## Start Material for the task

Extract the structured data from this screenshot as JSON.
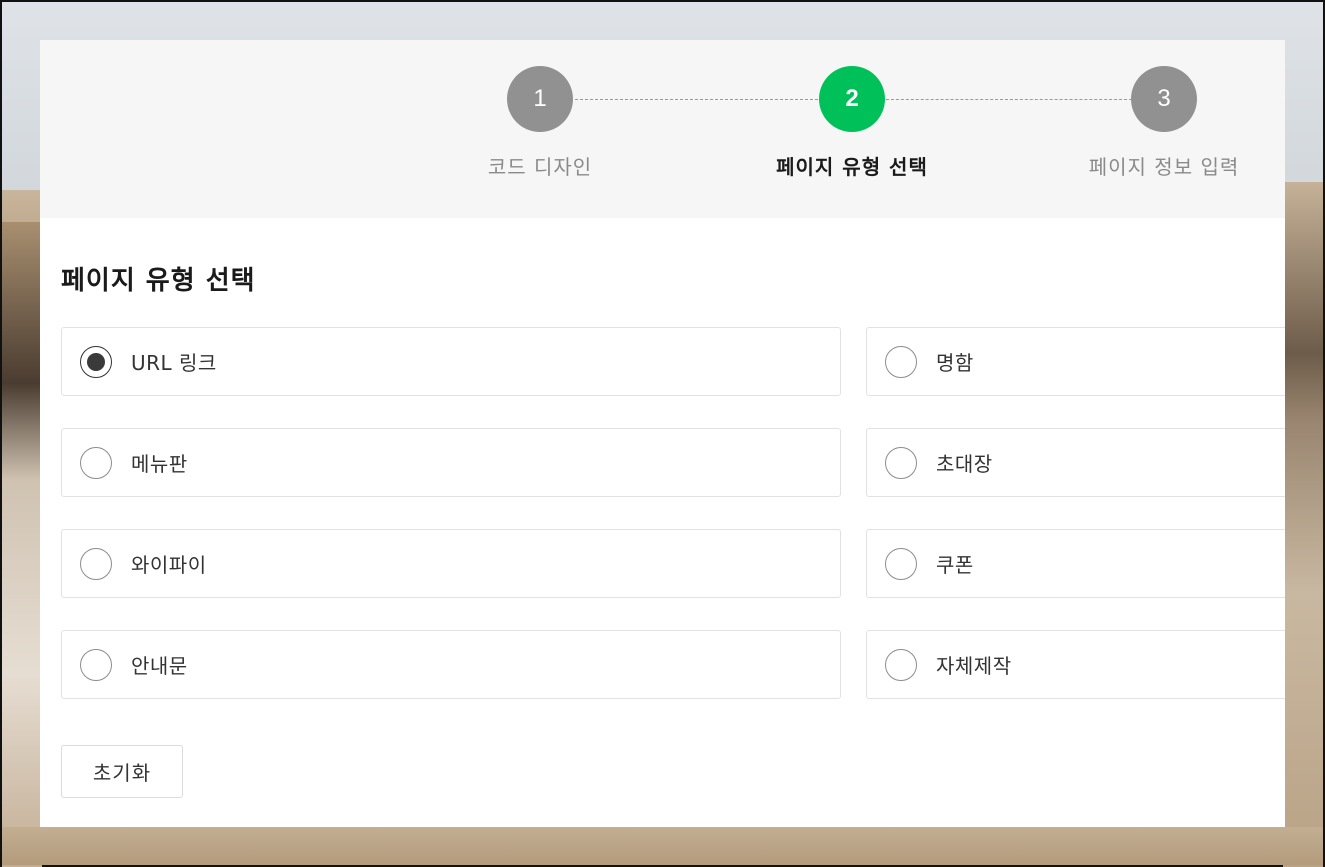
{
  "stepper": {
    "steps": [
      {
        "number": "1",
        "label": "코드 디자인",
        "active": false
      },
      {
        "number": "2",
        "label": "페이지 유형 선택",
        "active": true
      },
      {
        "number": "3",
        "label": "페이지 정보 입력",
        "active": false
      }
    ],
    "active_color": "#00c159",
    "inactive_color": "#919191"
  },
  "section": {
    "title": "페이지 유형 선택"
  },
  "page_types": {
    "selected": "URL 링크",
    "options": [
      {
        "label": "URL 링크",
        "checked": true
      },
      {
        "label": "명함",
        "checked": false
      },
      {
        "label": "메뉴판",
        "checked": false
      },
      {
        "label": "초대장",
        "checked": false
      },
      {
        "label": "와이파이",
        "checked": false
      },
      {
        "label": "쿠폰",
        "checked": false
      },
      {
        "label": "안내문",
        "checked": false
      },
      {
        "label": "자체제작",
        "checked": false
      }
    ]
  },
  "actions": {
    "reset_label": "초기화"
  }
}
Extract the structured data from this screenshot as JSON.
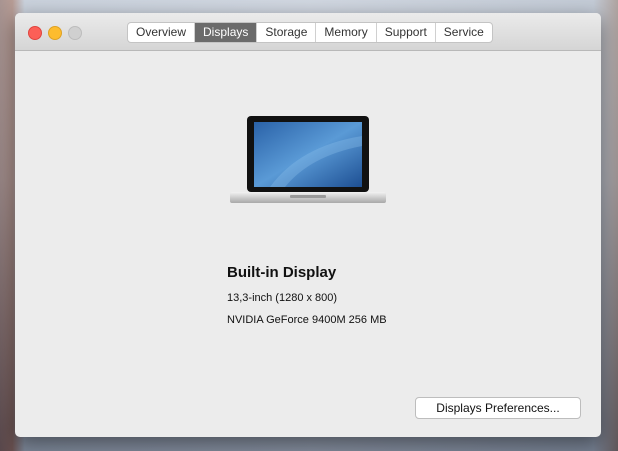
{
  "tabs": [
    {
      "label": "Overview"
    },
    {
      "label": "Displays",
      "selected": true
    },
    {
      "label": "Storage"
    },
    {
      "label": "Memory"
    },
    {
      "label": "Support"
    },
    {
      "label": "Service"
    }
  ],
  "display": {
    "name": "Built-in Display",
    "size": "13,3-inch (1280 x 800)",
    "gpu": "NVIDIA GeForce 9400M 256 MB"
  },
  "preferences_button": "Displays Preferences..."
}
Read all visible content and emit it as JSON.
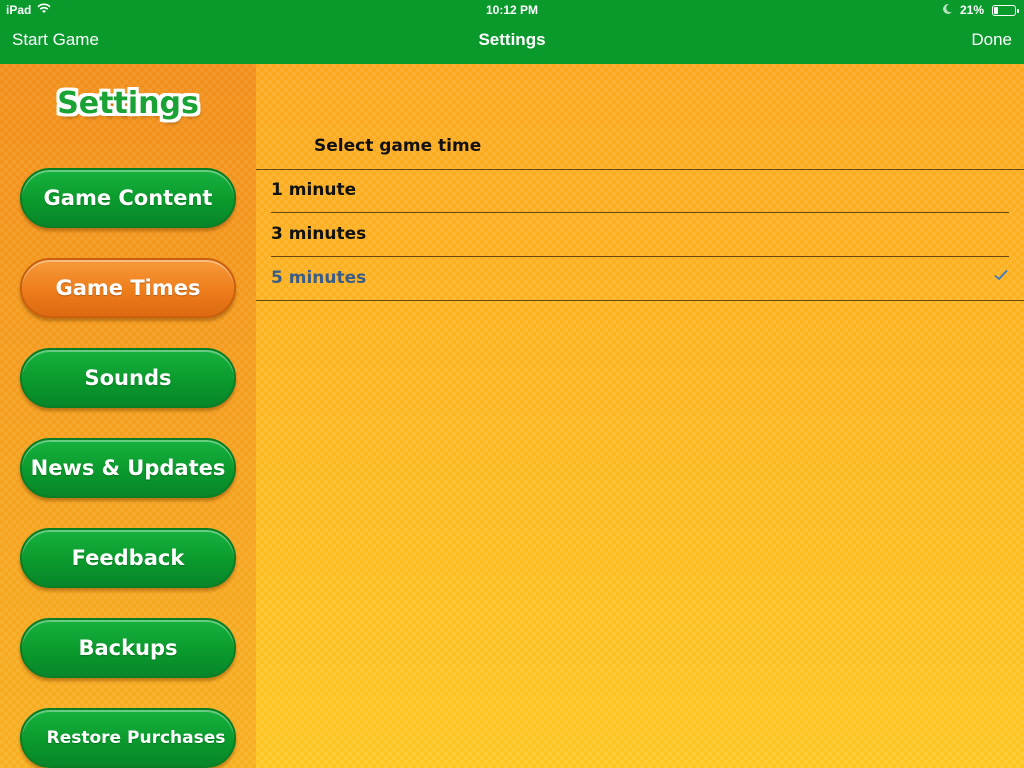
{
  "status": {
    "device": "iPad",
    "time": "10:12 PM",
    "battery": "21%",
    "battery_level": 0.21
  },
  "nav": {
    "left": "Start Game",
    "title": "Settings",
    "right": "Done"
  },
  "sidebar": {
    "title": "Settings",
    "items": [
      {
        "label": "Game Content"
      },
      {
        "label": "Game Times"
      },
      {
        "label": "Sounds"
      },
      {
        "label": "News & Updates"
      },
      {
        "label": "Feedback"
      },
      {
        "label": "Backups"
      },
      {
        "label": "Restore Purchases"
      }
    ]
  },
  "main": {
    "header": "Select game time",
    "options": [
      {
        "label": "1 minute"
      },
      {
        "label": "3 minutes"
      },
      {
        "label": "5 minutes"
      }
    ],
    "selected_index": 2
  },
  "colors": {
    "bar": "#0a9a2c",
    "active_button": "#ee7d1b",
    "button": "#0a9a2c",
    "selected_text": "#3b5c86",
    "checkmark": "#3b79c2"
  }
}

## End Material for the task

* [Given instruction]
Copy out each line in the preceding records that contains "true".

* [Solved problem]
        "active": true
        "checked": true
      "selected": true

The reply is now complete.